Search the listing below for "this". Copy each matching line.
begin
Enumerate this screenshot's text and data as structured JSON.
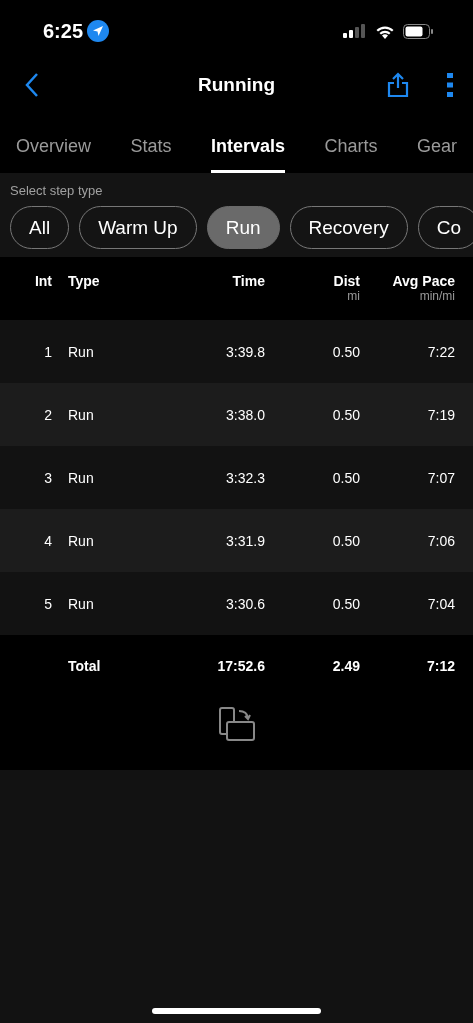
{
  "status_bar": {
    "time": "6:25"
  },
  "nav": {
    "title": "Running"
  },
  "tabs": [
    {
      "label": "Overview",
      "selected": false
    },
    {
      "label": "Stats",
      "selected": false
    },
    {
      "label": "Intervals",
      "selected": true
    },
    {
      "label": "Charts",
      "selected": false
    },
    {
      "label": "Gear",
      "selected": false
    }
  ],
  "filter": {
    "label": "Select step type",
    "chips": [
      {
        "label": "All",
        "selected": false
      },
      {
        "label": "Warm Up",
        "selected": false
      },
      {
        "label": "Run",
        "selected": true
      },
      {
        "label": "Recovery",
        "selected": false
      },
      {
        "label": "Co",
        "selected": false
      }
    ]
  },
  "table": {
    "columns": [
      {
        "label": "Int"
      },
      {
        "label": "Type"
      },
      {
        "label": "Time"
      },
      {
        "label": "Dist",
        "unit": "mi"
      },
      {
        "label": "Avg Pace",
        "unit": "min/mi"
      }
    ],
    "rows": [
      [
        "1",
        "Run",
        "3:39.8",
        "0.50",
        "7:22"
      ],
      [
        "2",
        "Run",
        "3:38.0",
        "0.50",
        "7:19"
      ],
      [
        "3",
        "Run",
        "3:32.3",
        "0.50",
        "7:07"
      ],
      [
        "4",
        "Run",
        "3:31.9",
        "0.50",
        "7:06"
      ],
      [
        "5",
        "Run",
        "3:30.6",
        "0.50",
        "7:04"
      ]
    ],
    "total": {
      "label": "Total",
      "time": "17:52.6",
      "dist": "2.49",
      "pace": "7:12"
    }
  }
}
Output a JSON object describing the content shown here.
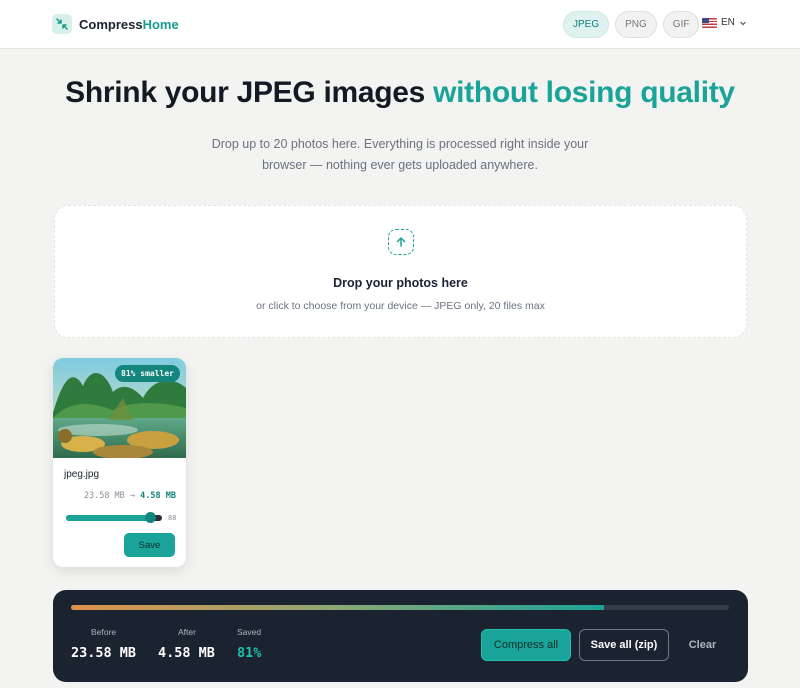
{
  "header": {
    "brand_name_part1": "Compress",
    "brand_name_part2": "Home",
    "format_tabs": [
      "JPEG",
      "PNG",
      "GIF"
    ],
    "active_format": "JPEG",
    "language": "EN",
    "language_flag": "us-flag-icon"
  },
  "hero": {
    "title_main": "Shrink your JPEG images",
    "title_highlight": "without losing quality",
    "subtitle": "Drop up to 20 photos here. Everything is processed right inside your browser — nothing ever gets uploaded anywhere."
  },
  "dropzone": {
    "icon": "upload-icon",
    "title": "Drop your photos here",
    "hint": "or click to choose from your device — JPEG only, 20 files max"
  },
  "files": [
    {
      "name": "jpeg.jpg",
      "badge": "81% smaller",
      "original_size": "23.58 MB",
      "arrow": "→",
      "compressed_size": "4.58 MB",
      "quality": 88,
      "save_label": "Save"
    }
  ],
  "summary": {
    "progress_fraction": 0.81,
    "before_label": "Before",
    "before_value": "23.58 MB",
    "after_label": "After",
    "after_value": "4.58 MB",
    "saved_label": "Saved",
    "saved_value": "81%",
    "compress_all_label": "Compress all",
    "save_zip_label": "Save all (zip)",
    "clear_label": "Clear"
  },
  "colors": {
    "accent": "#1aa398",
    "dark_panel": "#1c2330",
    "badge": "#13857c"
  }
}
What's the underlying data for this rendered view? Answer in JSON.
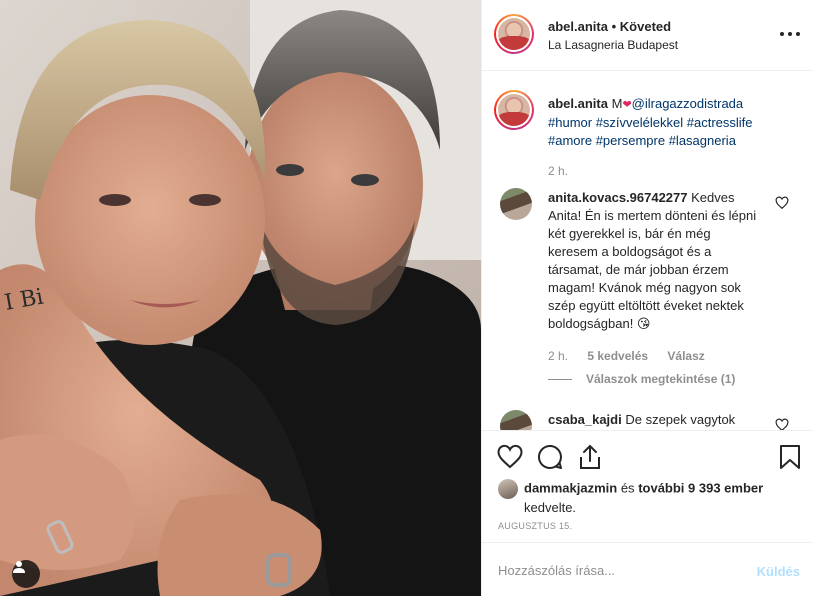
{
  "header": {
    "username": "abel.anita",
    "separator": "•",
    "follow_status": "Követed",
    "location": "La Lasagneria Budapest"
  },
  "caption": {
    "username": "abel.anita",
    "text_before": "M",
    "mention": "@ilragazzodistrada",
    "hashtags": [
      "#humor",
      "#szívvelélekkel",
      "#actresslife",
      "#amore",
      "#persempre",
      "#lasagneria"
    ],
    "time": "2 h."
  },
  "comments": [
    {
      "username": "anita.kovacs.96742277",
      "text": "Kedves Anita! Én is mertem dönteni és lépni két gyerekkel is, bár én még keresem a boldogságot és a társamat, de már jobban érzem magam! Kvánok még nagyon sok szép együtt eltöltött éveket nektek boldogságban! 😘",
      "time": "2 h.",
      "likes": "5 kedvelés",
      "reply": "Válasz",
      "view_replies": "Válaszok megtekintése (1)"
    },
    {
      "username": "csaba_kajdi",
      "text": "De szepek vagytok"
    }
  ],
  "likes": {
    "first_liker": "dammakjazmin",
    "connector": "és",
    "others": "további 9 393 ember",
    "suffix": "kedvelte."
  },
  "date": "AUGUSZTUS 15.",
  "composer": {
    "placeholder": "Hozzászólás írása...",
    "send_label": "Küldés"
  },
  "colors": {
    "link": "#003569",
    "muted": "#8e8e8e",
    "send_disabled": "#b2dffc",
    "border": "#efefef"
  }
}
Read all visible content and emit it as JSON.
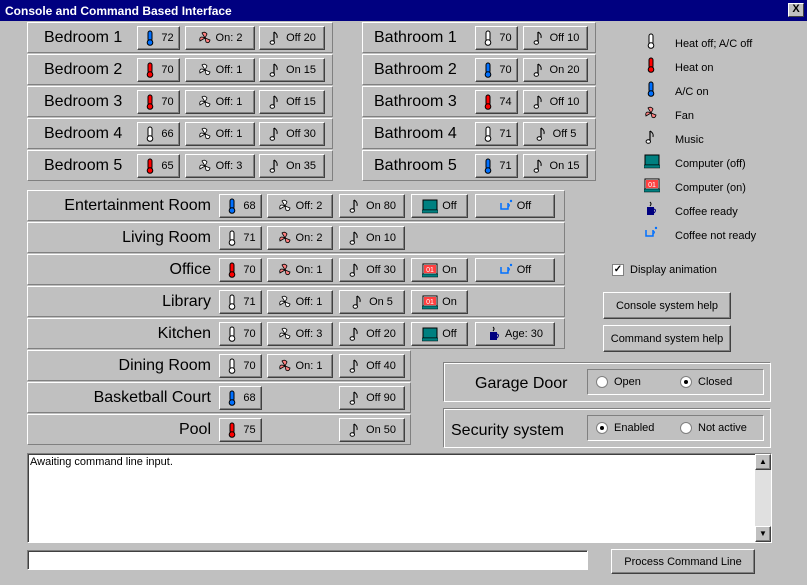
{
  "window": {
    "title": "Console and Command Based Interface",
    "close": "X"
  },
  "colors": {
    "heat": "#ff0000",
    "ac": "#0070ff",
    "fan": "#ff8080",
    "computer": "#008080"
  },
  "bedrooms": [
    {
      "name": "Bedroom 1",
      "temp": "72",
      "temp_icon": "ac",
      "fan": "On: 2",
      "fan_on": true,
      "music": "Off 20"
    },
    {
      "name": "Bedroom 2",
      "temp": "70",
      "temp_icon": "heat",
      "fan": "Off: 1",
      "fan_on": false,
      "music": "On 15"
    },
    {
      "name": "Bedroom 3",
      "temp": "70",
      "temp_icon": "heat",
      "fan": "Off: 1",
      "fan_on": false,
      "music": "Off 15"
    },
    {
      "name": "Bedroom 4",
      "temp": "66",
      "temp_icon": "off",
      "fan": "Off: 1",
      "fan_on": false,
      "music": "Off 30"
    },
    {
      "name": "Bedroom 5",
      "temp": "65",
      "temp_icon": "heat",
      "fan": "Off: 3",
      "fan_on": false,
      "music": "On 35"
    }
  ],
  "bathrooms": [
    {
      "name": "Bathroom 1",
      "temp": "70",
      "temp_icon": "off",
      "music": "Off 10"
    },
    {
      "name": "Bathroom 2",
      "temp": "70",
      "temp_icon": "ac",
      "music": "On 20"
    },
    {
      "name": "Bathroom 3",
      "temp": "74",
      "temp_icon": "heat",
      "music": "Off 10"
    },
    {
      "name": "Bathroom 4",
      "temp": "71",
      "temp_icon": "off",
      "music": "Off 5"
    },
    {
      "name": "Bathroom 5",
      "temp": "71",
      "temp_icon": "ac",
      "music": "On 15"
    }
  ],
  "rooms": [
    {
      "name": "Entertainment Room",
      "temp": "68",
      "temp_icon": "ac",
      "fan": "Off: 2",
      "fan_on": false,
      "music": "On 80",
      "computer": "Off",
      "computer_on": false,
      "coffee": "Off"
    },
    {
      "name": "Living Room",
      "temp": "71",
      "temp_icon": "off",
      "fan": "On: 2",
      "fan_on": true,
      "music": "On 10"
    },
    {
      "name": "Office",
      "temp": "70",
      "temp_icon": "heat",
      "fan": "On: 1",
      "fan_on": true,
      "music": "Off 30",
      "computer": "On",
      "computer_on": true,
      "coffee": "Off"
    },
    {
      "name": "Library",
      "temp": "71",
      "temp_icon": "off",
      "fan": "Off: 1",
      "fan_on": false,
      "music": "On 5",
      "computer": "On",
      "computer_on": true
    },
    {
      "name": "Kitchen",
      "temp": "70",
      "temp_icon": "off",
      "fan": "Off: 3",
      "fan_on": false,
      "music": "Off 20",
      "computer": "Off",
      "computer_on": false,
      "coffee": "Age: 30",
      "coffee_ready": true
    }
  ],
  "rooms2": [
    {
      "name": "Dining Room",
      "temp": "70",
      "temp_icon": "off",
      "fan": "On: 1",
      "fan_on": true,
      "music": "Off 40"
    },
    {
      "name": "Basketball Court",
      "temp": "68",
      "temp_icon": "ac",
      "music": "Off 90"
    },
    {
      "name": "Pool",
      "temp": "75",
      "temp_icon": "heat",
      "music": "On 50"
    }
  ],
  "legend": [
    {
      "icon": "off",
      "label": "Heat off; A/C off"
    },
    {
      "icon": "heat",
      "label": "Heat on"
    },
    {
      "icon": "ac",
      "label": "A/C on"
    },
    {
      "icon": "fan",
      "label": "Fan"
    },
    {
      "icon": "music",
      "label": "Music"
    },
    {
      "icon": "comp-off",
      "label": "Computer (off)"
    },
    {
      "icon": "comp-on",
      "label": "Computer (on)"
    },
    {
      "icon": "coffee-ready",
      "label": "Coffee ready"
    },
    {
      "icon": "coffee-not",
      "label": "Coffee not ready"
    }
  ],
  "display_animation": "Display animation",
  "console_help": "Console system help",
  "command_help": "Command system help",
  "garage": {
    "label": "Garage Door",
    "opt1": "Open",
    "opt2": "Closed",
    "selected": "Closed"
  },
  "security": {
    "label": "Security system",
    "opt1": "Enabled",
    "opt2": "Not active",
    "selected": "Enabled"
  },
  "log": "Awaiting command line input.",
  "command_input": "",
  "process_button": "Process Command Line"
}
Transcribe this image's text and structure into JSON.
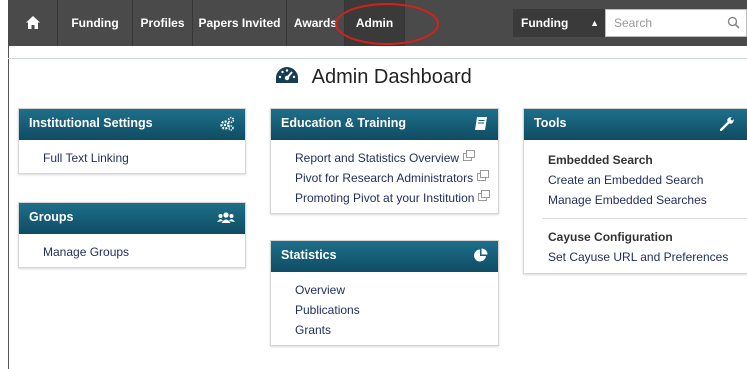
{
  "nav": {
    "home_icon": "home-icon",
    "items": [
      "Funding",
      "Profiles",
      "Papers Invited",
      "Awards",
      "Admin"
    ],
    "search_scope": "Funding",
    "search_placeholder": "Search"
  },
  "page": {
    "title": "Admin Dashboard",
    "title_icon": "dashboard-gauge-icon"
  },
  "panels": {
    "institutional": {
      "title": "Institutional Settings",
      "icon": "gears-icon",
      "links": [
        "Full Text Linking"
      ]
    },
    "groups": {
      "title": "Groups",
      "icon": "users-icon",
      "links": [
        "Manage Groups"
      ]
    },
    "education": {
      "title": "Education & Training",
      "icon": "book-icon",
      "links": [
        "Report and Statistics Overview",
        "Pivot for Research Administrators",
        "Promoting Pivot at your Institution"
      ]
    },
    "statistics": {
      "title": "Statistics",
      "icon": "pie-chart-icon",
      "links": [
        "Overview",
        "Publications",
        "Grants"
      ]
    },
    "tools": {
      "title": "Tools",
      "icon": "wrench-icon",
      "embedded_heading": "Embedded Search",
      "embedded_links": [
        "Create an Embedded Search",
        "Manage Embedded Searches"
      ],
      "cayuse_heading": "Cayuse Configuration",
      "cayuse_links": [
        "Set Cayuse URL and Preferences"
      ]
    }
  },
  "colors": {
    "nav_bg": "#4a4a4a",
    "panel_header": "#155a72",
    "highlight_circle": "#d6201c",
    "link": "#1f2d5c"
  }
}
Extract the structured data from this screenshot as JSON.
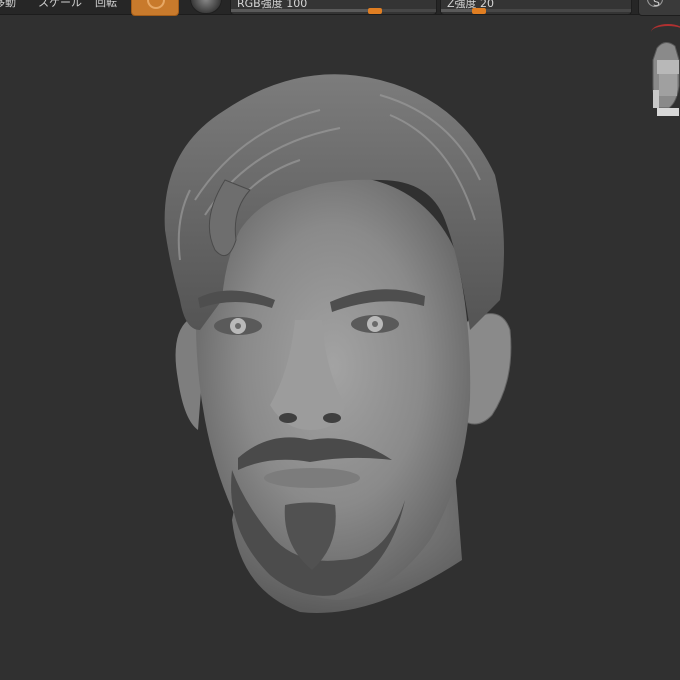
end
- [COMPLETE ANSWER]:
Enumerate this screenshot's text and data as structured JSON.
What's the underlying data for this rendered view? Answer in JSON.
Transcribe this image's text and structure into JSON.
Extract the structured data from this screenshot as JSON.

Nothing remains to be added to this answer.